What is reshaping the enterprise market in 2019? We see plenty of overlooked trends, with more on the horizon: open source software movement, for instance, is gaining a lot more steam. In 2018, Salesforce Ventures injected in Docker, a leading open source solution in the market, and completed the USD 6.5 billion acquisition of MuleSoft. During the shift from propriety cloud software to open source, the community is playing a more critical role in enterprise Product-Market-Fit (PMF) and Go-To-Market (GTM) strategies. The value of getting into a game of network effects within the developer community is clear – it reduces Customer Acquisition Costs (CAC) for SaaS companies.

Developers gain more power in enterprises. On the other hand, we see more automation solutions extending to more people across different departments in enterprises. Collaboration and workflow management tools are changing how designers and engineers work together.

As a result, businesses are becoming more data-driven; solving database scalability and multi-cloud management are also bringing more challenges and opportunities for next-generation startups born in the cloud era. Their idea: managing all resources and workload using orchestration tools to solve the complex problem of managing multiple environments.

[Data items]

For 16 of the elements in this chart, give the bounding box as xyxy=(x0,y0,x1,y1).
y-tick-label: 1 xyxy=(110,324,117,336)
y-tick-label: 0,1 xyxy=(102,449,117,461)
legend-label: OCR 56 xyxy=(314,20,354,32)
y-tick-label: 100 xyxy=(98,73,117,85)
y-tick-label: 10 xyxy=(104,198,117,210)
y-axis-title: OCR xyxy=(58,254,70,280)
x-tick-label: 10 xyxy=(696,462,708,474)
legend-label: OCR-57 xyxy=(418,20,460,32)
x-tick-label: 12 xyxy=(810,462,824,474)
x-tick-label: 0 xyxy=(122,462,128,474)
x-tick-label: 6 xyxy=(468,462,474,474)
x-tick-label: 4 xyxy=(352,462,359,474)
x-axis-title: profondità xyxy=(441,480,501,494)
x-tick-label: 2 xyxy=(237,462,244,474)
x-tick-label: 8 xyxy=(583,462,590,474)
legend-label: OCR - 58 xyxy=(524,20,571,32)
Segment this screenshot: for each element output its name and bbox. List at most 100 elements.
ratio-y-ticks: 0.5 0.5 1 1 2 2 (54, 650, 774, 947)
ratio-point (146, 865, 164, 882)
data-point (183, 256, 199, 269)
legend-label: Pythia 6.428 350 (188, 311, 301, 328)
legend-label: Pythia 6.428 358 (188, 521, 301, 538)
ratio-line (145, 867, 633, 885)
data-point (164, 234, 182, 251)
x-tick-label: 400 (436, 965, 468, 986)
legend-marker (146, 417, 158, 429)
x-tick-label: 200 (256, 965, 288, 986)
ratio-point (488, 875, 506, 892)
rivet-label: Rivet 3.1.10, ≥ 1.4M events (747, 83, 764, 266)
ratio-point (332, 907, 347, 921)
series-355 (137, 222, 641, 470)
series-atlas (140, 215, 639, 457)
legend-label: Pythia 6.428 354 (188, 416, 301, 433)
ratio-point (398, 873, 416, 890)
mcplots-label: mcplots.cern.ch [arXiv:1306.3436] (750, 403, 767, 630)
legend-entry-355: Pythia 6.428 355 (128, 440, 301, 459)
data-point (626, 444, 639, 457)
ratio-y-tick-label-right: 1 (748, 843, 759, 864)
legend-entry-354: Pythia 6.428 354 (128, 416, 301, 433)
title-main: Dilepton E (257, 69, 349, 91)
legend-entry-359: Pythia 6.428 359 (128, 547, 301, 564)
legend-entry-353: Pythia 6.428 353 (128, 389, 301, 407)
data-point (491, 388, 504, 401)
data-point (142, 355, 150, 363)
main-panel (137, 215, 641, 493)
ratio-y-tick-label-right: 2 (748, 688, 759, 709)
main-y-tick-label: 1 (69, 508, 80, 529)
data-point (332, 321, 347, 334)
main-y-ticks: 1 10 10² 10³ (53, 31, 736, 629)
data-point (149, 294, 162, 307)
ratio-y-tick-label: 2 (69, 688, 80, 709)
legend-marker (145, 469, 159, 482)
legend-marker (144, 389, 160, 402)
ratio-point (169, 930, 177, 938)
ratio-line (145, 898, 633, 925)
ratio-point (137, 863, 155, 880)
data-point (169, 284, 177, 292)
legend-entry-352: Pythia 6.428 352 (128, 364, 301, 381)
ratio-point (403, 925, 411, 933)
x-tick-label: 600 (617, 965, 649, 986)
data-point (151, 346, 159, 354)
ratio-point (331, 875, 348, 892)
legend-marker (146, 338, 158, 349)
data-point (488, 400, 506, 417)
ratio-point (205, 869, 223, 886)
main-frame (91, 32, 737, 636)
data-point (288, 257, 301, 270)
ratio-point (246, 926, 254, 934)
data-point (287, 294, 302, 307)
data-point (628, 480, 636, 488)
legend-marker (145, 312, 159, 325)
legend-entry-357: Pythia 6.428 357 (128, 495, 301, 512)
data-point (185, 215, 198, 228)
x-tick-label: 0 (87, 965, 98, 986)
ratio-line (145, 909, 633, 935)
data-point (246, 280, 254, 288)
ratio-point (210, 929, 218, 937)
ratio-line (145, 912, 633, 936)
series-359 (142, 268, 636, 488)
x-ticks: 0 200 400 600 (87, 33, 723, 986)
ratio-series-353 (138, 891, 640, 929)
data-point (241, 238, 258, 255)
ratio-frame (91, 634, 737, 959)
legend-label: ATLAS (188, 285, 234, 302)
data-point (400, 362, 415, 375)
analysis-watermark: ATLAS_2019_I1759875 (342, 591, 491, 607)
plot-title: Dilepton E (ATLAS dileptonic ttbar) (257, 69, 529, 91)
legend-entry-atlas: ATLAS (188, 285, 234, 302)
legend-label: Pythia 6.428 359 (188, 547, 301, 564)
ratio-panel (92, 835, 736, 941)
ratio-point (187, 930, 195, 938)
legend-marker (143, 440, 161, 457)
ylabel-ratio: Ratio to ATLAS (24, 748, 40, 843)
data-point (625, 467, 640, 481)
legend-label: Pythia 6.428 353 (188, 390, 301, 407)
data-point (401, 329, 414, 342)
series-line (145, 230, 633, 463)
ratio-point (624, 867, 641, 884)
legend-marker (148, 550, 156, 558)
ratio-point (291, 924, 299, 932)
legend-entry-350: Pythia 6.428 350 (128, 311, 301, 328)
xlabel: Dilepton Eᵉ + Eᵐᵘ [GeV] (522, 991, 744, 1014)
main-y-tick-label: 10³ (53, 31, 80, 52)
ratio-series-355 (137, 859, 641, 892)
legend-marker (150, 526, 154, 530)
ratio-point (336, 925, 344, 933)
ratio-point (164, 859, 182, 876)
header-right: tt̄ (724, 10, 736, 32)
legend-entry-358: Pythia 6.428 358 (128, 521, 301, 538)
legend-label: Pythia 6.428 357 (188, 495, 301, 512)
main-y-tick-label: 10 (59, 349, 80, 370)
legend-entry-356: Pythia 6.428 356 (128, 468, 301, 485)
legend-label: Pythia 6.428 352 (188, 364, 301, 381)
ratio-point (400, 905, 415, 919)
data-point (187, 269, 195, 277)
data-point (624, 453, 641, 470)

PROBLEM TO WORK ON — Write out the stretch of the text on enterprise market trends from "What is reshaping" through "for SaaS companies.". The listing has no connection to the text above it.

ANSWER TO THE EXERCISE —
What is reshaping the enterprise market in 2019? We see plenty of overlooked trends, with more on the horizon: open source software movement, for instance, is gaining a lot more steam. In 2018, Salesforce Ventures injected in Docker, a leading open source solution in the market, and completed the USD 6.5 billion acquisition of MuleSoft. During the shift from propriety cloud software to open source, the community is playing a more critical role in enterprise Product-Market-Fit (PMF) and Go-To-Market (GTM) strategies. The value of getting into a game of network effects within the developer community is clear – it reduces Customer Acquisition Costs (CAC) for SaaS companies.